EXERCISE PROMPT —
What follows is a block of records; restate each one word for word.

[Records from a collection]
━━━━━━━━━━━━━━━━━━━━

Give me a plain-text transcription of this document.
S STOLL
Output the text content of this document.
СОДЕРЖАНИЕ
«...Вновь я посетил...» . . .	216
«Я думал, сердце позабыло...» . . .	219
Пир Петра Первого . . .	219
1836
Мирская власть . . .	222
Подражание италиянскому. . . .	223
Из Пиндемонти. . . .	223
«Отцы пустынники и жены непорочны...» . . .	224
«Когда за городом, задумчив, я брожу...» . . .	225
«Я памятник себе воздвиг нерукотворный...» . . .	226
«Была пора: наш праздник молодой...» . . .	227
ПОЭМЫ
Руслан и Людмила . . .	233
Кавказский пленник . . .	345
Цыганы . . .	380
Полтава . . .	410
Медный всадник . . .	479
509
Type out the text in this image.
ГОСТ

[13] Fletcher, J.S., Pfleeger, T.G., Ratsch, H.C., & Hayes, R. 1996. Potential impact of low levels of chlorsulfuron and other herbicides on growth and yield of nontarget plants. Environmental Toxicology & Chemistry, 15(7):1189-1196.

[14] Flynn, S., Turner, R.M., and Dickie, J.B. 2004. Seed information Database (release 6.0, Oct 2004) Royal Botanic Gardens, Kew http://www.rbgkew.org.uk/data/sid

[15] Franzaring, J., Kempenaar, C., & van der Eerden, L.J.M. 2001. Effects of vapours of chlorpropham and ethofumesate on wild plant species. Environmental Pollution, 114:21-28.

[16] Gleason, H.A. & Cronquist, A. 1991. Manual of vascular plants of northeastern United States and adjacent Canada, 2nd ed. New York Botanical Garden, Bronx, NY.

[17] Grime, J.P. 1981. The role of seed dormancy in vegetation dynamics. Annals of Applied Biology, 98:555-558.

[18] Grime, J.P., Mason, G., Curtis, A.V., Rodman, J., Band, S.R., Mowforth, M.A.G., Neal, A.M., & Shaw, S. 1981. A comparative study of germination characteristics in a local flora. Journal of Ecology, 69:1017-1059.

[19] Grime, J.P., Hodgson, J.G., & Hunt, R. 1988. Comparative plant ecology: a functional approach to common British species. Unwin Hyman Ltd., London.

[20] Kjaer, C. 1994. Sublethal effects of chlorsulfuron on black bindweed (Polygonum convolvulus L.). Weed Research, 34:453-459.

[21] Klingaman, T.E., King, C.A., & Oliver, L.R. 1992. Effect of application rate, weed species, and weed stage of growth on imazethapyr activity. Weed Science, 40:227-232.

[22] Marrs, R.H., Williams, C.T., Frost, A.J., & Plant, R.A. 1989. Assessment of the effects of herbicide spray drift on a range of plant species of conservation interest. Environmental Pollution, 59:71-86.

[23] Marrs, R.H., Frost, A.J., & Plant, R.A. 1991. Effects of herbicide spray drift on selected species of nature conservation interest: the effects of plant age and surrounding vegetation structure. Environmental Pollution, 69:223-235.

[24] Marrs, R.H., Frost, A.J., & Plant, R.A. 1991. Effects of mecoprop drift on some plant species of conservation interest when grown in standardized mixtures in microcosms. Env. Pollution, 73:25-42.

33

━━━━━━━━━━━━━━━━━━━━

SOLUTION BELOW —
Give me a plain-text transcription of this document.
S STOLL
Output the text content of this document.
СОДЕРЖАНИЕ
«...Вновь я посетил...» . . .	216
«Я думал, сердце позабыло...» . . .	219
Пир Петра Первого . . .	219
1836
Мирская власть . . .	222
Подражание италиянскому. . . .	223
Из Пиндемонти. . . .	223
«Отцы пустынники и жены непорочны...» . . .	224
«Когда за городом, задумчив, я брожу...» . . .	225
«Я памятник себе воздвиг нерукотворный...» . . .	226
«Была пора: наш праздник молодой...» . . .	227
ПОЭМЫ
Руслан и Людмила . . .	233
Кавказский пленник . . .	345
Цыганы . . .	380
Полтава . . .	410
Медный всадник . . .	479
509
Type out the text in this image.
ГОСТ

[13] Fletcher, J.S., Pfleeger, T.G., Ratsch, H.C., & Hayes, R. 1996. Potential impact of low levels of chlorsulfuron and other herbicides on growth and yield of nontarget plants. Environmental Toxicology & Chemistry, 15(7):1189-1196.

[14] Flynn, S., Turner, R.M., and Dickie, J.B. 2004. Seed information Database (release 6.0, Oct 2004) Royal Botanic Gardens, Kew http://www.rbgkew.org.uk/data/sid

[15] Franzaring, J., Kempenaar, C., & van der Eerden, L.J.M. 2001. Effects of vapours of chlorpropham and ethofumesate on wild plant species. Environmental Pollution, 114:21-28.

[16] Gleason, H.A. & Cronquist, A. 1991. Manual of vascular plants of northeastern United States and adjacent Canada, 2nd ed. New York Botanical Garden, Bronx, NY.

[17] Grime, J.P. 1981. The role of seed dormancy in vegetation dynamics. Annals of Applied Biology, 98:555-558.

[18] Grime, J.P., Mason, G., Curtis, A.V., Rodman, J., Band, S.R., Mowforth, M.A.G., Neal, A.M., & Shaw, S. 1981. A comparative study of germination characteristics in a local flora. Journal of Ecology, 69:1017-1059.

[19] Grime, J.P., Hodgson, J.G., & Hunt, R. 1988. Comparative plant ecology: a functional approach to common British species. Unwin Hyman Ltd., London.

[20] Kjaer, C. 1994. Sublethal effects of chlorsulfuron on black bindweed (Polygonum convolvulus L.). Weed Research, 34:453-459.

[21] Klingaman, T.E., King, C.A., & Oliver, L.R. 1992. Effect of application rate, weed species, and weed stage of growth on imazethapyr activity. Weed Science, 40:227-232.

[22] Marrs, R.H., Williams, C.T., Frost, A.J., & Plant, R.A. 1989. Assessment of the effects of herbicide spray drift on a range of plant species of conservation interest. Environmental Pollution, 59:71-86.

[23] Marrs, R.H., Frost, A.J., & Plant, R.A. 1991. Effects of herbicide spray drift on selected species of nature conservation interest: the effects of plant age and surrounding vegetation structure. Environmental Pollution, 69:223-235.

[24] Marrs, R.H., Frost, A.J., & Plant, R.A. 1991. Effects of mecoprop drift on some plant species of conservation interest when grown in standardized mixtures in microcosms. Env. Pollution, 73:25-42.

33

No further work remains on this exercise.